■ TASK DETAILS ■
Reproduce the full listing below unchanged, apart from the pictures.

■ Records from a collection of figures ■
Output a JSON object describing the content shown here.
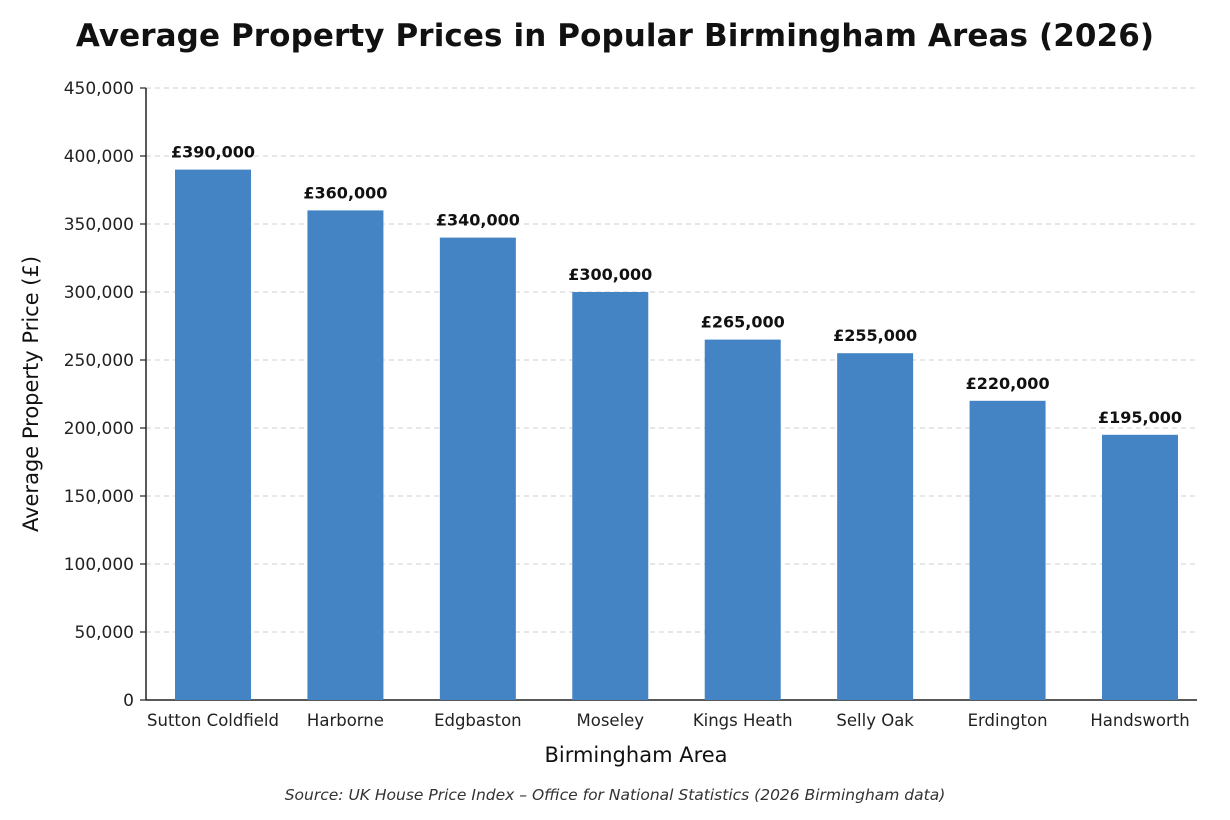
{
  "chart_data": {
    "type": "bar",
    "title": "Average Property Prices in Popular Birmingham Areas (2026)",
    "xlabel": "Birmingham Area",
    "ylabel": "Average Property Price (£)",
    "categories": [
      "Sutton Coldfield",
      "Harborne",
      "Edgbaston",
      "Moseley",
      "Kings Heath",
      "Selly Oak",
      "Erdington",
      "Handsworth"
    ],
    "values": [
      390000,
      360000,
      340000,
      300000,
      265000,
      255000,
      220000,
      195000
    ],
    "data_labels": [
      "£390,000",
      "£360,000",
      "£340,000",
      "£300,000",
      "£265,000",
      "£255,000",
      "£220,000",
      "£195,000"
    ],
    "ylim": [
      0,
      450000
    ],
    "yticks": [
      0,
      50000,
      100000,
      150000,
      200000,
      250000,
      300000,
      350000,
      400000,
      450000
    ],
    "ytick_labels": [
      "0",
      "50,000",
      "100,000",
      "150,000",
      "200,000",
      "250,000",
      "300,000",
      "350,000",
      "400,000",
      "450,000"
    ],
    "grid": true,
    "bar_color": "#4484c4",
    "source": "Source: UK House Price Index – Office for National Statistics (2026 Birmingham data)"
  }
}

■ FINISHED ANSWER ■
Output a JSON object describing the content shown here.
{
  "chart_data": {
    "type": "bar",
    "title": "Average Property Prices in Popular Birmingham Areas (2026)",
    "xlabel": "Birmingham Area",
    "ylabel": "Average Property Price (£)",
    "categories": [
      "Sutton Coldfield",
      "Harborne",
      "Edgbaston",
      "Moseley",
      "Kings Heath",
      "Selly Oak",
      "Erdington",
      "Handsworth"
    ],
    "values": [
      390000,
      360000,
      340000,
      300000,
      265000,
      255000,
      220000,
      195000
    ],
    "data_labels": [
      "£390,000",
      "£360,000",
      "£340,000",
      "£300,000",
      "£265,000",
      "£255,000",
      "£220,000",
      "£195,000"
    ],
    "ylim": [
      0,
      450000
    ],
    "yticks": [
      0,
      50000,
      100000,
      150000,
      200000,
      250000,
      300000,
      350000,
      400000,
      450000
    ],
    "ytick_labels": [
      "0",
      "50,000",
      "100,000",
      "150,000",
      "200,000",
      "250,000",
      "300,000",
      "350,000",
      "400,000",
      "450,000"
    ],
    "grid": true,
    "bar_color": "#4484c4",
    "source": "Source: UK House Price Index – Office for National Statistics (2026 Birmingham data)"
  }
}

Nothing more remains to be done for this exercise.